• _DIRECTIVE_
Copy all lines below exactly as written. Leave pictures out.

[Start RECORD EXTRACTS]

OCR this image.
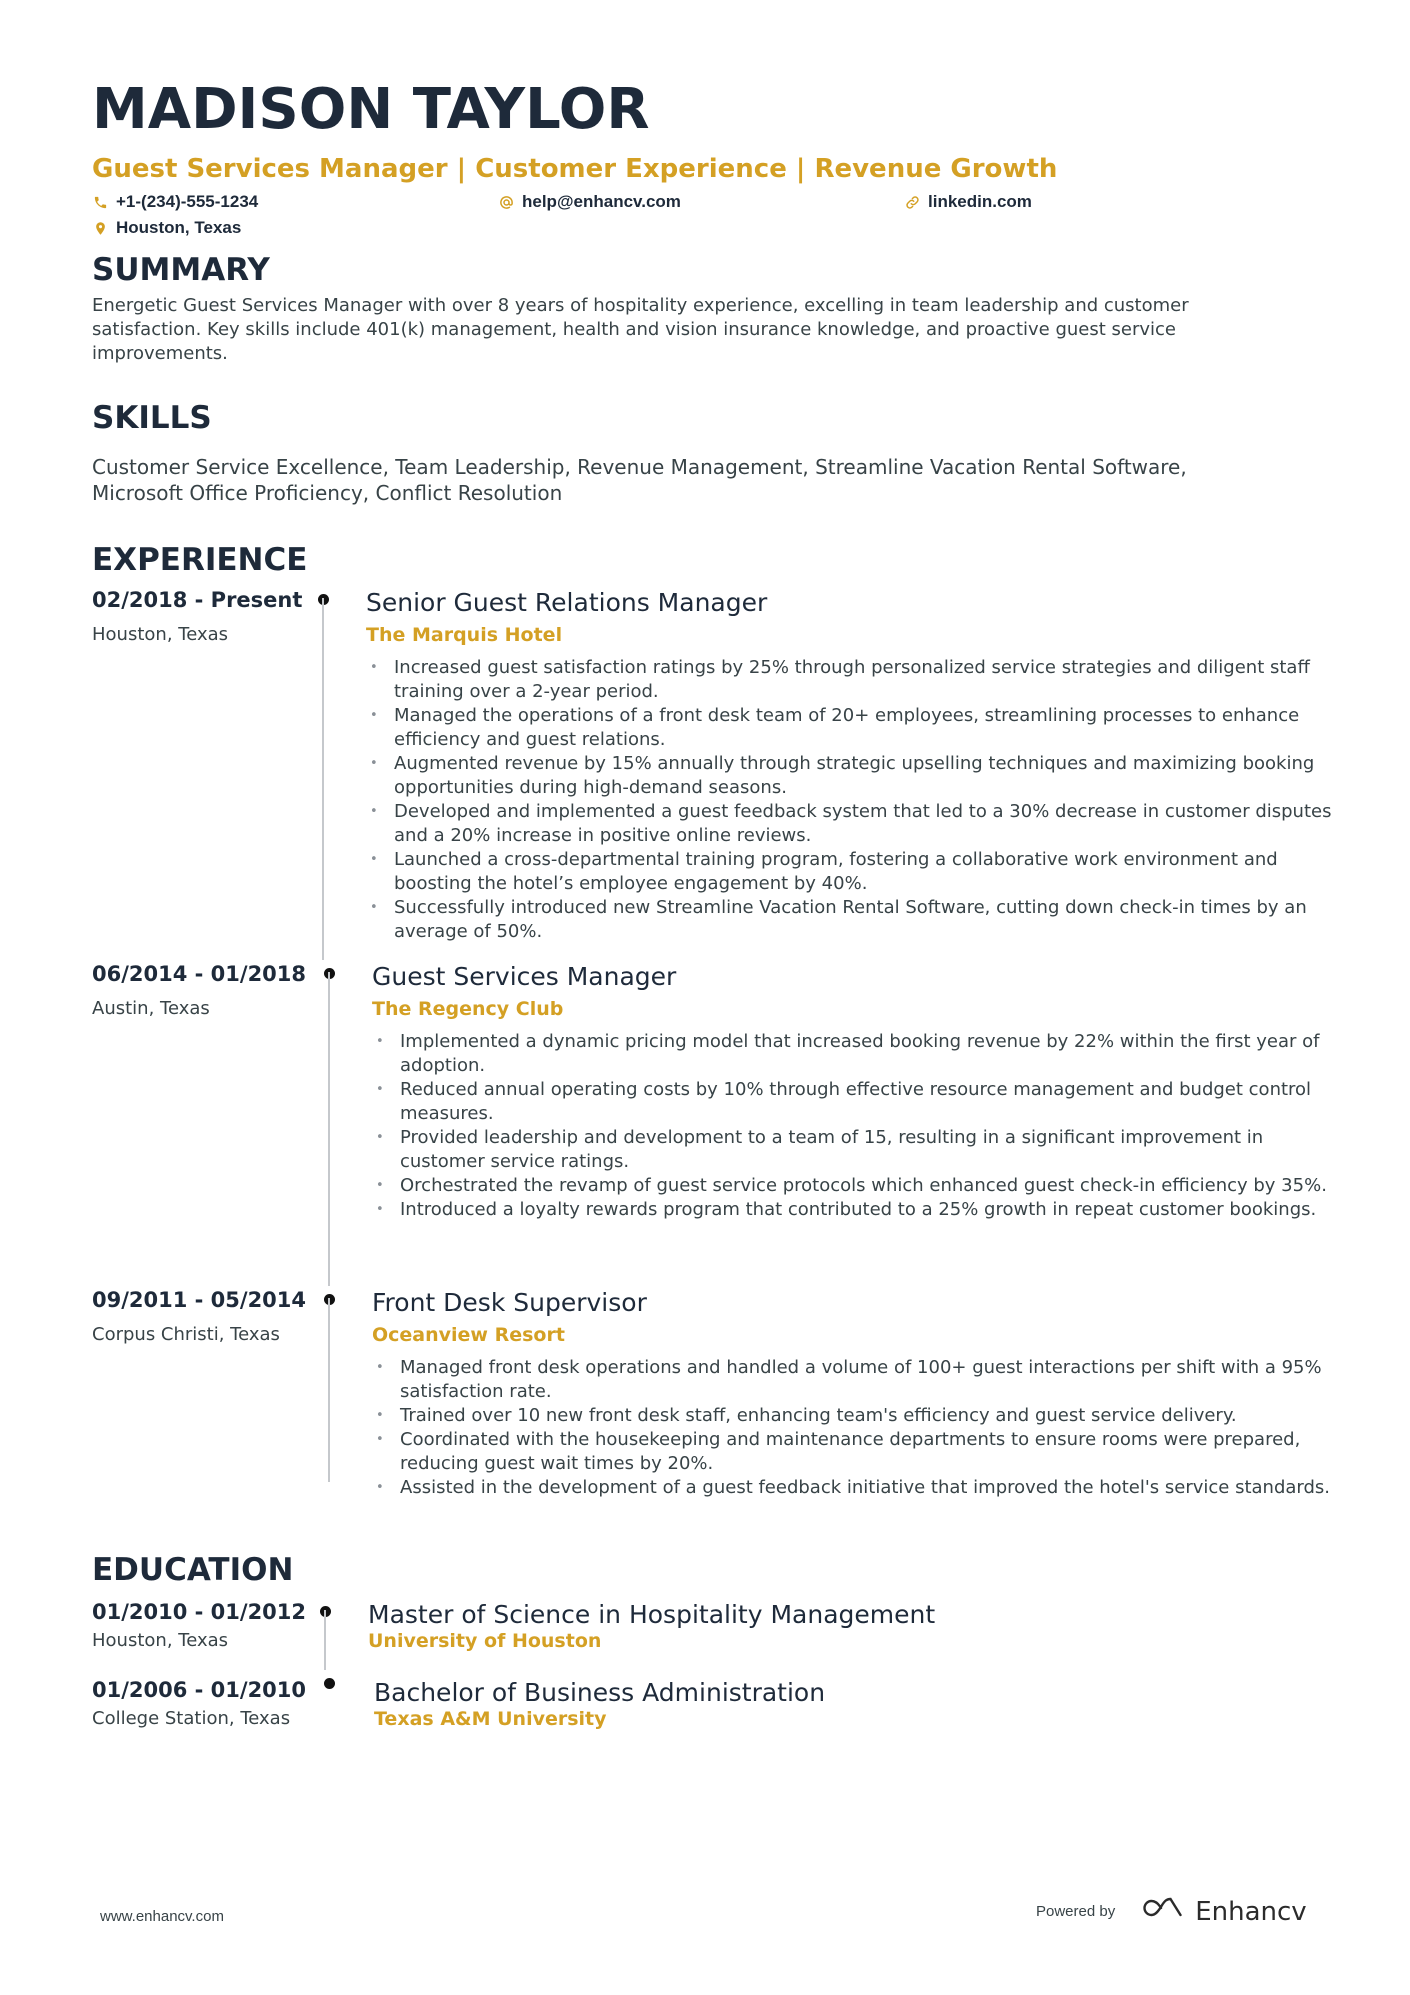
MADISON TAYLOR
Guest Services Manager | Customer Experience | Revenue Growth
+1-(234)-555-1234	help@enhancv.com	linkedin.com
Houston, Texas
SUMMARY
Energetic Guest Services Manager with over 8 years of hospitality experience, excelling in team leadership and customer satisfaction. Key skills include 401(k) management, health and vision insurance knowledge, and proactive guest service improvements.
SKILLS
Customer Service Excellence, Team Leadership, Revenue Management, Streamline Vacation Rental Software, Microsoft Office Proficiency, Conflict Resolution
EXPERIENCE
02/2018 - Present
Houston, Texas
Senior Guest Relations Manager
The Marquis Hotel
• Increased guest satisfaction ratings by 25% through personalized service strategies and diligent staff training over a 2-year period.
• Managed the operations of a front desk team of 20+ employees, streamlining processes to enhance efficiency and guest relations.
• Augmented revenue by 15% annually through strategic upselling techniques and maximizing booking opportunities during high-demand seasons.
• Developed and implemented a guest feedback system that led to a 30% decrease in customer disputes and a 20% increase in positive online reviews.
• Launched a cross-departmental training program, fostering a collaborative work environment and boosting the hotel’s employee engagement by 40%.
• Successfully introduced new Streamline Vacation Rental Software, cutting down check-in times by an average of 50%.
06/2014 - 01/2018
Austin, Texas
Guest Services Manager
The Regency Club
• Implemented a dynamic pricing model that increased booking revenue by 22% within the first year of adoption.
• Reduced annual operating costs by 10% through effective resource management and budget control measures.
• Provided leadership and development to a team of 15, resulting in a significant improvement in customer service ratings.
• Orchestrated the revamp of guest service protocols which enhanced guest check-in efficiency by 35%.
• Introduced a loyalty rewards program that contributed to a 25% growth in repeat customer bookings.
09/2011 - 05/2014
Corpus Christi, Texas
Front Desk Supervisor
Oceanview Resort
• Managed front desk operations and handled a volume of 100+ guest interactions per shift with a 95% satisfaction rate.
• Trained over 10 new front desk staff, enhancing team's efficiency and guest service delivery.
• Coordinated with the housekeeping and maintenance departments to ensure rooms were prepared, reducing guest wait times by 20%.
• Assisted in the development of a guest feedback initiative that improved the hotel's service standards.
EDUCATION
01/2010 - 01/2012
Houston, Texas
Master of Science in Hospitality Management
University of Houston
01/2006 - 01/2010
College Station, Texas
Bachelor of Business Administration
Texas A&M University
www.enhancv.com	Powered by	Enhancv
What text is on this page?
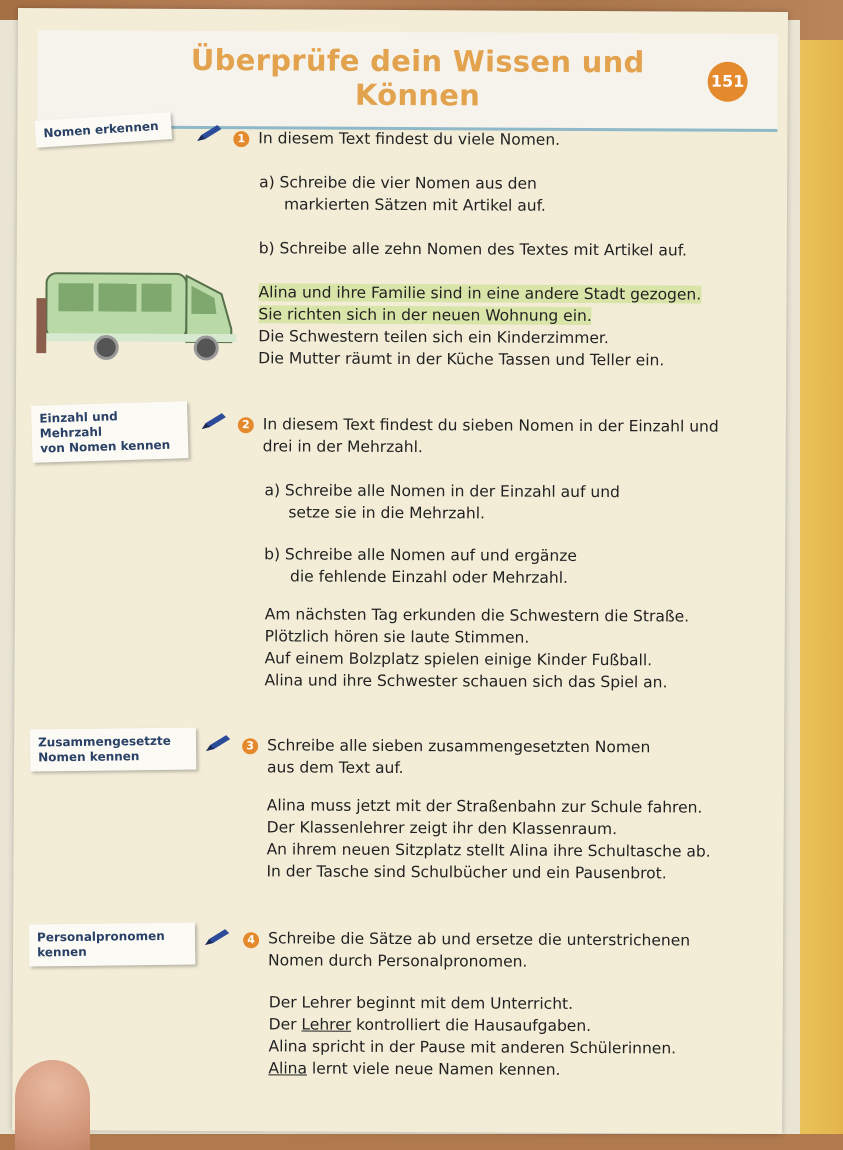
Überprüfe dein Wissen und Können	151
Nomen erkennen	1 In diesem Text findest du viele Nomen.
a) Schreibe die vier Nomen aus den
markierten Sätzen mit Artikel auf.
b) Schreibe alle zehn Nomen des Textes mit Artikel auf.
Alina und ihre Familie sind in eine andere Stadt gezogen.
Sie richten sich in der neuen Wohnung ein.
Die Schwestern teilen sich ein Kinderzimmer.
Die Mutter räumt in der Küche Tassen und Teller ein.
Einzahl und
Mehrzahl
von Nomen kennen
2 In diesem Text findest du sieben Nomen in der Einzahl und
drei in der Mehrzahl.
a) Schreibe alle Nomen in der Einzahl auf und
setze sie in die Mehrzahl.
b) Schreibe alle Nomen auf und ergänze
die fehlende Einzahl oder Mehrzahl.
Am nächsten Tag erkunden die Schwestern die Straße.
Plötzlich hören sie laute Stimmen.
Auf einem Bolzplatz spielen einige Kinder Fußball.
Alina und ihre Schwester schauen sich das Spiel an.
Zusammengesetzte
Nomen kennen
3 Schreibe alle sieben zusammengesetzten Nomen
aus dem Text auf.
Alina muss jetzt mit der Straßenbahn zur Schule fahren.
Der Klassenlehrer zeigt ihr den Klassenraum.
An ihrem neuen Sitzplatz stellt Alina ihre Schultasche ab.
In der Tasche sind Schulbücher und ein Pausenbrot.
Personalpronomen
kennen
4 Schreibe die Sätze ab und ersetze die unterstrichenen
Nomen durch Personalpronomen.
Der Lehrer beginnt mit dem Unterricht.
Der Lehrer kontrolliert die Hausaufgaben.
Alina spricht in der Pause mit anderen Schülerinnen.
Alina lernt viele neue Namen kennen.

[End RECORD EXTRACTS]

• _WORKED ANSWER_
OCR this image.
MADISON TAYLOR
Guest Services Manager | Customer Experience | Revenue Growth
+1-(234)-555-1234	help@enhancv.com	linkedin.com
Houston, Texas
SUMMARY
Energetic Guest Services Manager with over 8 years of hospitality experience, excelling in team leadership and customer satisfaction. Key skills include 401(k) management, health and vision insurance knowledge, and proactive guest service improvements.
SKILLS
Customer Service Excellence, Team Leadership, Revenue Management, Streamline Vacation Rental Software, Microsoft Office Proficiency, Conflict Resolution
EXPERIENCE
02/2018 - Present
Houston, Texas
Senior Guest Relations Manager
The Marquis Hotel
• Increased guest satisfaction ratings by 25% through personalized service strategies and diligent staff training over a 2-year period.
• Managed the operations of a front desk team of 20+ employees, streamlining processes to enhance efficiency and guest relations.
• Augmented revenue by 15% annually through strategic upselling techniques and maximizing booking opportunities during high-demand seasons.
• Developed and implemented a guest feedback system that led to a 30% decrease in customer disputes and a 20% increase in positive online reviews.
• Launched a cross-departmental training program, fostering a collaborative work environment and boosting the hotel’s employee engagement by 40%.
• Successfully introduced new Streamline Vacation Rental Software, cutting down check-in times by an average of 50%.
06/2014 - 01/2018
Austin, Texas
Guest Services Manager
The Regency Club
• Implemented a dynamic pricing model that increased booking revenue by 22% within the first year of adoption.
• Reduced annual operating costs by 10% through effective resource management and budget control measures.
• Provided leadership and development to a team of 15, resulting in a significant improvement in customer service ratings.
• Orchestrated the revamp of guest service protocols which enhanced guest check-in efficiency by 35%.
• Introduced a loyalty rewards program that contributed to a 25% growth in repeat customer bookings.
09/2011 - 05/2014
Corpus Christi, Texas
Front Desk Supervisor
Oceanview Resort
• Managed front desk operations and handled a volume of 100+ guest interactions per shift with a 95% satisfaction rate.
• Trained over 10 new front desk staff, enhancing team's efficiency and guest service delivery.
• Coordinated with the housekeeping and maintenance departments to ensure rooms were prepared, reducing guest wait times by 20%.
• Assisted in the development of a guest feedback initiative that improved the hotel's service standards.
EDUCATION
01/2010 - 01/2012
Houston, Texas
Master of Science in Hospitality Management
University of Houston
01/2006 - 01/2010
College Station, Texas
Bachelor of Business Administration
Texas A&M University
www.enhancv.com	Powered by	Enhancv
What text is on this page?
Überprüfe dein Wissen und Können	151
Nomen erkennen	1 In diesem Text findest du viele Nomen.
a) Schreibe die vier Nomen aus den
markierten Sätzen mit Artikel auf.
b) Schreibe alle zehn Nomen des Textes mit Artikel auf.
Alina und ihre Familie sind in eine andere Stadt gezogen.
Sie richten sich in der neuen Wohnung ein.
Die Schwestern teilen sich ein Kinderzimmer.
Die Mutter räumt in der Küche Tassen und Teller ein.
Einzahl und
Mehrzahl
von Nomen kennen
2 In diesem Text findest du sieben Nomen in der Einzahl und
drei in der Mehrzahl.
a) Schreibe alle Nomen in der Einzahl auf und
setze sie in die Mehrzahl.
b) Schreibe alle Nomen auf und ergänze
die fehlende Einzahl oder Mehrzahl.
Am nächsten Tag erkunden die Schwestern die Straße.
Plötzlich hören sie laute Stimmen.
Auf einem Bolzplatz spielen einige Kinder Fußball.
Alina und ihre Schwester schauen sich das Spiel an.
Zusammengesetzte
Nomen kennen
3 Schreibe alle sieben zusammengesetzten Nomen
aus dem Text auf.
Alina muss jetzt mit der Straßenbahn zur Schule fahren.
Der Klassenlehrer zeigt ihr den Klassenraum.
An ihrem neuen Sitzplatz stellt Alina ihre Schultasche ab.
In der Tasche sind Schulbücher und ein Pausenbrot.
Personalpronomen
kennen
4 Schreibe die Sätze ab und ersetze die unterstrichenen
Nomen durch Personalpronomen.
Der Lehrer beginnt mit dem Unterricht.
Der Lehrer kontrolliert die Hausaufgaben.
Alina spricht in der Pause mit anderen Schülerinnen.
Alina lernt viele neue Namen kennen.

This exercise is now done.